* _INSTRUCTION_: Copy out every record below exactly as written, but leave out any pictures.

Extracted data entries
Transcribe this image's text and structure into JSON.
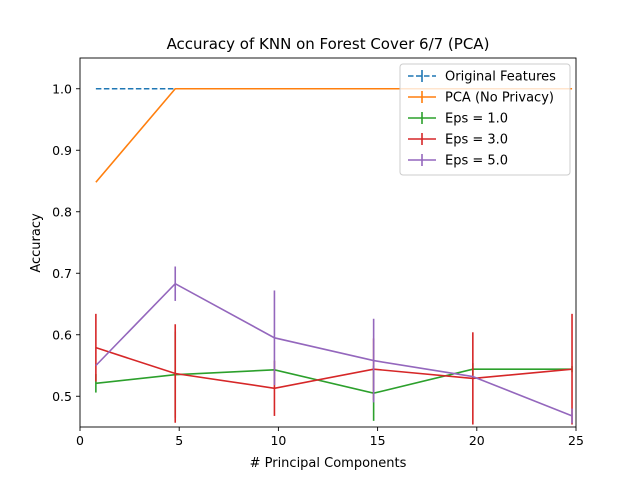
{
  "chart_data": {
    "type": "line",
    "title": "Accuracy of KNN on Forest Cover 6/7 (PCA)",
    "xlabel": "# Principal Components",
    "ylabel": "Accuracy",
    "xlim": [
      0,
      25
    ],
    "ylim": [
      0.45,
      1.05
    ],
    "xticks": [
      0,
      5,
      10,
      15,
      20,
      25
    ],
    "yticks": [
      0.5,
      0.6,
      0.7,
      0.8,
      0.9,
      1.0
    ],
    "xtick_labels": [
      "0",
      "5",
      "10",
      "15",
      "20",
      "25"
    ],
    "ytick_labels": [
      "0.5",
      "0.6",
      "0.7",
      "0.8",
      "0.9",
      "1.0"
    ],
    "grid": false,
    "legend_position": "top-right",
    "series": [
      {
        "name": "Original Features",
        "color": "#1f77b4",
        "dashed": true,
        "x": [
          0.8,
          4.8,
          9.8,
          14.8,
          19.8,
          24.8
        ],
        "y": [
          1.0,
          1.0,
          1.0,
          1.0,
          1.0,
          1.0
        ],
        "err": [
          0,
          0,
          0,
          0,
          0,
          0
        ]
      },
      {
        "name": "PCA (No Privacy)",
        "color": "#ff7f0e",
        "dashed": false,
        "x": [
          0.8,
          4.8,
          9.8,
          14.8,
          19.8,
          24.8
        ],
        "y": [
          0.848,
          1.0,
          1.0,
          1.0,
          1.0,
          1.0
        ],
        "err": [
          0,
          0,
          0,
          0,
          0,
          0
        ]
      },
      {
        "name": "Eps = 1.0",
        "color": "#2ca02c",
        "dashed": false,
        "x": [
          0.8,
          4.8,
          9.8,
          14.8,
          19.8,
          24.8
        ],
        "y": [
          0.521,
          0.535,
          0.543,
          0.505,
          0.544,
          0.544
        ],
        "err": [
          0.015,
          0.07,
          0.0,
          0.045,
          0.01,
          0.005
        ]
      },
      {
        "name": "Eps = 3.0",
        "color": "#d62728",
        "dashed": false,
        "x": [
          0.8,
          4.8,
          9.8,
          14.8,
          19.8,
          24.8
        ],
        "y": [
          0.579,
          0.537,
          0.513,
          0.544,
          0.529,
          0.544
        ],
        "err": [
          0.055,
          0.08,
          0.045,
          0.05,
          0.075,
          0.09
        ]
      },
      {
        "name": "Eps = 5.0",
        "color": "#9467bd",
        "dashed": false,
        "x": [
          0.8,
          4.8,
          9.8,
          14.8,
          19.8,
          24.8
        ],
        "y": [
          0.55,
          0.683,
          0.595,
          0.558,
          0.532,
          0.468
        ],
        "err": [
          0.0,
          0.028,
          0.077,
          0.068,
          0.0,
          0.012
        ]
      }
    ]
  }
}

* _TASK OUTPUT_:
Transcribe this image's text and structure into JSON.
{
  "chart_data": {
    "type": "line",
    "title": "Accuracy of KNN on Forest Cover 6/7 (PCA)",
    "xlabel": "# Principal Components",
    "ylabel": "Accuracy",
    "xlim": [
      0,
      25
    ],
    "ylim": [
      0.45,
      1.05
    ],
    "xticks": [
      0,
      5,
      10,
      15,
      20,
      25
    ],
    "yticks": [
      0.5,
      0.6,
      0.7,
      0.8,
      0.9,
      1.0
    ],
    "xtick_labels": [
      "0",
      "5",
      "10",
      "15",
      "20",
      "25"
    ],
    "ytick_labels": [
      "0.5",
      "0.6",
      "0.7",
      "0.8",
      "0.9",
      "1.0"
    ],
    "grid": false,
    "legend_position": "top-right",
    "series": [
      {
        "name": "Original Features",
        "color": "#1f77b4",
        "dashed": true,
        "x": [
          0.8,
          4.8,
          9.8,
          14.8,
          19.8,
          24.8
        ],
        "y": [
          1.0,
          1.0,
          1.0,
          1.0,
          1.0,
          1.0
        ],
        "err": [
          0,
          0,
          0,
          0,
          0,
          0
        ]
      },
      {
        "name": "PCA (No Privacy)",
        "color": "#ff7f0e",
        "dashed": false,
        "x": [
          0.8,
          4.8,
          9.8,
          14.8,
          19.8,
          24.8
        ],
        "y": [
          0.848,
          1.0,
          1.0,
          1.0,
          1.0,
          1.0
        ],
        "err": [
          0,
          0,
          0,
          0,
          0,
          0
        ]
      },
      {
        "name": "Eps = 1.0",
        "color": "#2ca02c",
        "dashed": false,
        "x": [
          0.8,
          4.8,
          9.8,
          14.8,
          19.8,
          24.8
        ],
        "y": [
          0.521,
          0.535,
          0.543,
          0.505,
          0.544,
          0.544
        ],
        "err": [
          0.015,
          0.07,
          0.0,
          0.045,
          0.01,
          0.005
        ]
      },
      {
        "name": "Eps = 3.0",
        "color": "#d62728",
        "dashed": false,
        "x": [
          0.8,
          4.8,
          9.8,
          14.8,
          19.8,
          24.8
        ],
        "y": [
          0.579,
          0.537,
          0.513,
          0.544,
          0.529,
          0.544
        ],
        "err": [
          0.055,
          0.08,
          0.045,
          0.05,
          0.075,
          0.09
        ]
      },
      {
        "name": "Eps = 5.0",
        "color": "#9467bd",
        "dashed": false,
        "x": [
          0.8,
          4.8,
          9.8,
          14.8,
          19.8,
          24.8
        ],
        "y": [
          0.55,
          0.683,
          0.595,
          0.558,
          0.532,
          0.468
        ],
        "err": [
          0.0,
          0.028,
          0.077,
          0.068,
          0.0,
          0.012
        ]
      }
    ]
  }
}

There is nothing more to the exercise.